[Brief]
Say how many lines contain "arrow"; the answer is the number alone.

[Stored rows]
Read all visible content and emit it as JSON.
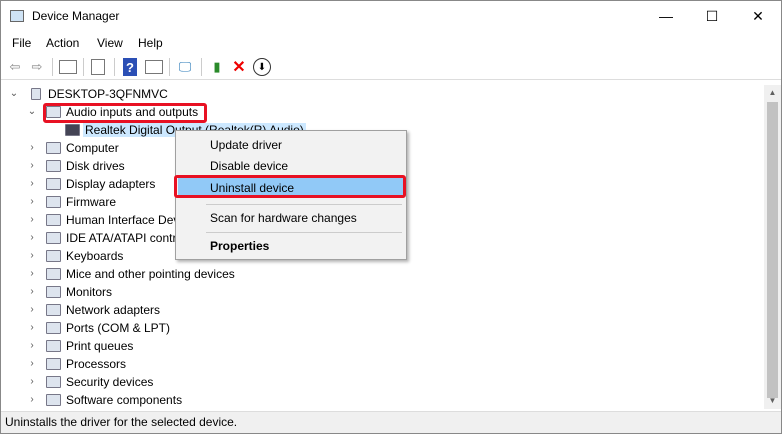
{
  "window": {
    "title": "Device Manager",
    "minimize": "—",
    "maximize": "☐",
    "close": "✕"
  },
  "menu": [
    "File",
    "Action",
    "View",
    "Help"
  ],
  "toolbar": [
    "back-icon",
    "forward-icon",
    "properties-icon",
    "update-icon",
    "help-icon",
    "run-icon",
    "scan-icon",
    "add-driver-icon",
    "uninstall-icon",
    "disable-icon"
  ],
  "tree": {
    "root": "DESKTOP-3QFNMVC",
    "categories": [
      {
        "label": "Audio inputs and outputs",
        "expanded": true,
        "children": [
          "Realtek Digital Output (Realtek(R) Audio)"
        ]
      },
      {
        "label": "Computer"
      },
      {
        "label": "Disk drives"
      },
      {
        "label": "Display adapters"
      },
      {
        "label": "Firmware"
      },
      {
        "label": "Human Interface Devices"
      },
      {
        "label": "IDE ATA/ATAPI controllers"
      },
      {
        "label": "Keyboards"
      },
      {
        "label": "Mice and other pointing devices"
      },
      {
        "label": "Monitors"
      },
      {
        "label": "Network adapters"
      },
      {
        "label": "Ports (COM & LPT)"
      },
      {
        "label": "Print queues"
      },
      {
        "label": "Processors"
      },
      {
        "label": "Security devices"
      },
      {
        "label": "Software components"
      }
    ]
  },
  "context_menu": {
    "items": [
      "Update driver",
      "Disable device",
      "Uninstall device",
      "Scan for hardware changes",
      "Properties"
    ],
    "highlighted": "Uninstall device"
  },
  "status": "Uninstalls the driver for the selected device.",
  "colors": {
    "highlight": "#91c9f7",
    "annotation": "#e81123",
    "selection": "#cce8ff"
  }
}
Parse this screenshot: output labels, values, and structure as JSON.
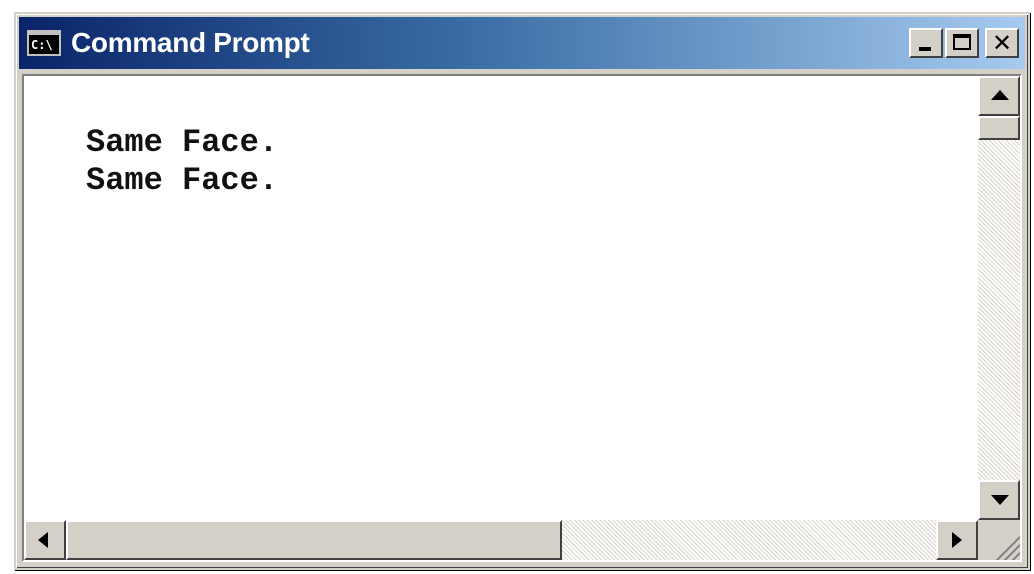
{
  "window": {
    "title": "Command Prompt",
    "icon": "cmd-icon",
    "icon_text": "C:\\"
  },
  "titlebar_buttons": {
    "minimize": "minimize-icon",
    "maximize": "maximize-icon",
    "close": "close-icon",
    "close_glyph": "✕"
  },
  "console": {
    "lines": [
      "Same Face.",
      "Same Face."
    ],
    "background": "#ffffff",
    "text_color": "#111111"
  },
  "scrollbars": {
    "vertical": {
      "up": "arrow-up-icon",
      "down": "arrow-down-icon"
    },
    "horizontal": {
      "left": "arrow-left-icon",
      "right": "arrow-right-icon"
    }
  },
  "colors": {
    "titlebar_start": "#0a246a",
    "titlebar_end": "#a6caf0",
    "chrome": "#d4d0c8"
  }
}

[Correct answer]
4